Stored items from a collection:
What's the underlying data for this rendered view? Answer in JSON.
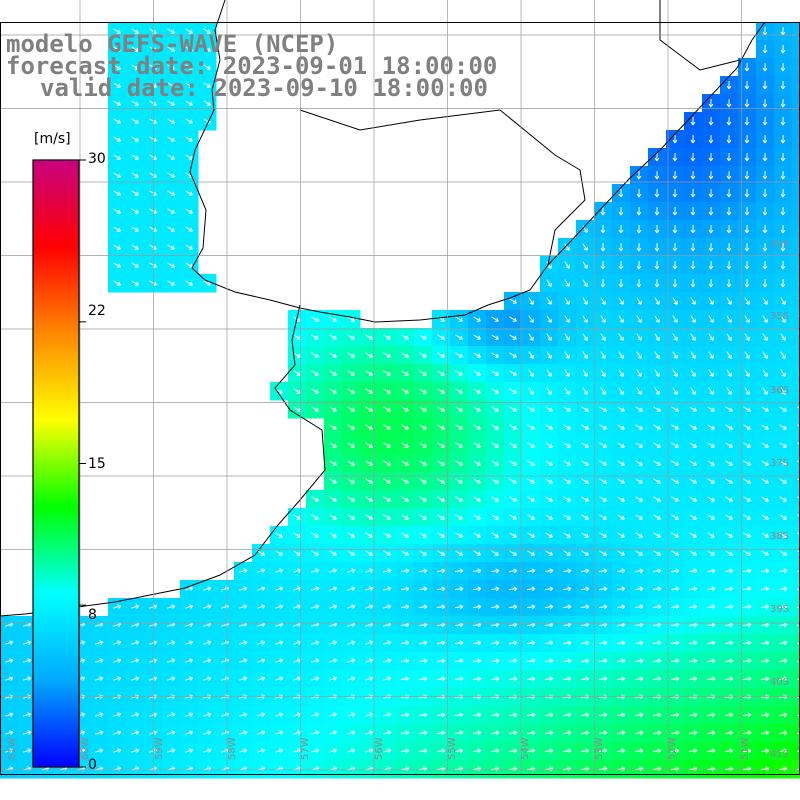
{
  "title": {
    "model": "modelo GEFS-WAVE (NCEP)",
    "forecast": "forecast date: 2023-09-01 18:00:00",
    "valid": "valid date: 2023-09-10 18:00:00"
  },
  "colorbar": {
    "unit": "[m/s]",
    "ticks": [
      "30",
      "22",
      "15",
      "8",
      "0"
    ],
    "tick_values": [
      30,
      22,
      15,
      8,
      0
    ],
    "min": 0,
    "max": 30,
    "colors": [
      "#0000ff",
      "#00aaff",
      "#00ffff",
      "#00ff00",
      "#ffff00",
      "#ff8800",
      "#ff0000",
      "#c80080"
    ]
  },
  "map": {
    "variable": "wind speed and direction",
    "units": "m/s",
    "lat_labels": [
      "34S",
      "35S",
      "36S",
      "37S",
      "38S",
      "39S",
      "40S",
      "41S"
    ],
    "lon_labels": [
      "61W",
      "60W",
      "59W",
      "58W",
      "57W",
      "56W",
      "55W",
      "54W",
      "53W",
      "52W",
      "51W"
    ],
    "lat_range": [
      -41.3,
      -30.0
    ],
    "lon_range": [
      -61.3,
      -50.5
    ]
  }
}
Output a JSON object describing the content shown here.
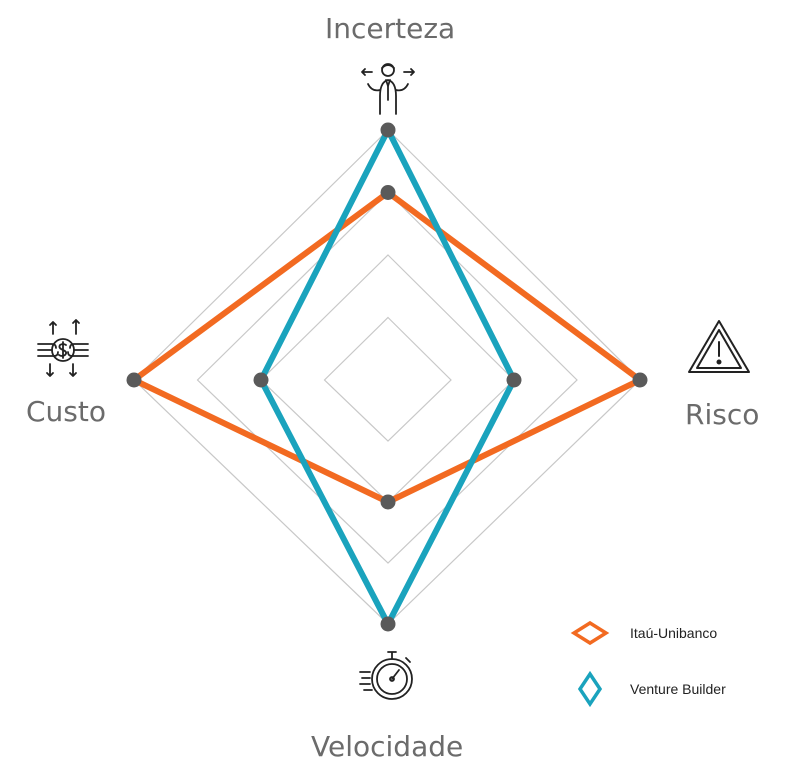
{
  "chart_data": {
    "type": "radar",
    "axes": [
      "Incerteza",
      "Risco",
      "Velocidade",
      "Custo"
    ],
    "range": [
      0,
      4
    ],
    "grid_levels": 4,
    "series": [
      {
        "name": "Itaú-Unibanco",
        "color": "#f26a21",
        "values": [
          3,
          4,
          2,
          4
        ]
      },
      {
        "name": "Venture Builder",
        "color": "#1aa3bd",
        "values": [
          4,
          2,
          4,
          2
        ]
      }
    ],
    "legend": "bottom-right",
    "marker_color": "#5a5a5a",
    "grid_color": "#c8c8c8"
  },
  "icons": {
    "Incerteza": "uncertain-person-icon",
    "Risco": "warning-triangle-icon",
    "Velocidade": "stopwatch-icon",
    "Custo": "money-cost-icon"
  }
}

Exercise:
Reproduce the material above verbatim; omit every picture.

Answer to this exercise:
What's the underlying data for this rendered view? Answer in JSON.
{
  "title": {
    "model": "modelo GEFS-WAVE (NCEP)",
    "forecast": "forecast date: 2023-09-01 18:00:00",
    "valid": "valid date: 2023-09-10 18:00:00"
  },
  "colorbar": {
    "unit": "[m/s]",
    "ticks": [
      "30",
      "22",
      "15",
      "8",
      "0"
    ],
    "tick_values": [
      30,
      22,
      15,
      8,
      0
    ],
    "min": 0,
    "max": 30,
    "colors": [
      "#0000ff",
      "#00aaff",
      "#00ffff",
      "#00ff00",
      "#ffff00",
      "#ff8800",
      "#ff0000",
      "#c80080"
    ]
  },
  "map": {
    "variable": "wind speed and direction",
    "units": "m/s",
    "lat_labels": [
      "34S",
      "35S",
      "36S",
      "37S",
      "38S",
      "39S",
      "40S",
      "41S"
    ],
    "lon_labels": [
      "61W",
      "60W",
      "59W",
      "58W",
      "57W",
      "56W",
      "55W",
      "54W",
      "53W",
      "52W",
      "51W"
    ],
    "lat_range": [
      -41.3,
      -30.0
    ],
    "lon_range": [
      -61.3,
      -50.5
    ]
  }
}
Output a JSON object describing the content shown here.
{
  "chart_data": {
    "type": "radar",
    "axes": [
      "Incerteza",
      "Risco",
      "Velocidade",
      "Custo"
    ],
    "range": [
      0,
      4
    ],
    "grid_levels": 4,
    "series": [
      {
        "name": "Itaú-Unibanco",
        "color": "#f26a21",
        "values": [
          3,
          4,
          2,
          4
        ]
      },
      {
        "name": "Venture Builder",
        "color": "#1aa3bd",
        "values": [
          4,
          2,
          4,
          2
        ]
      }
    ],
    "legend": "bottom-right",
    "marker_color": "#5a5a5a",
    "grid_color": "#c8c8c8"
  },
  "icons": {
    "Incerteza": "uncertain-person-icon",
    "Risco": "warning-triangle-icon",
    "Velocidade": "stopwatch-icon",
    "Custo": "money-cost-icon"
  }
}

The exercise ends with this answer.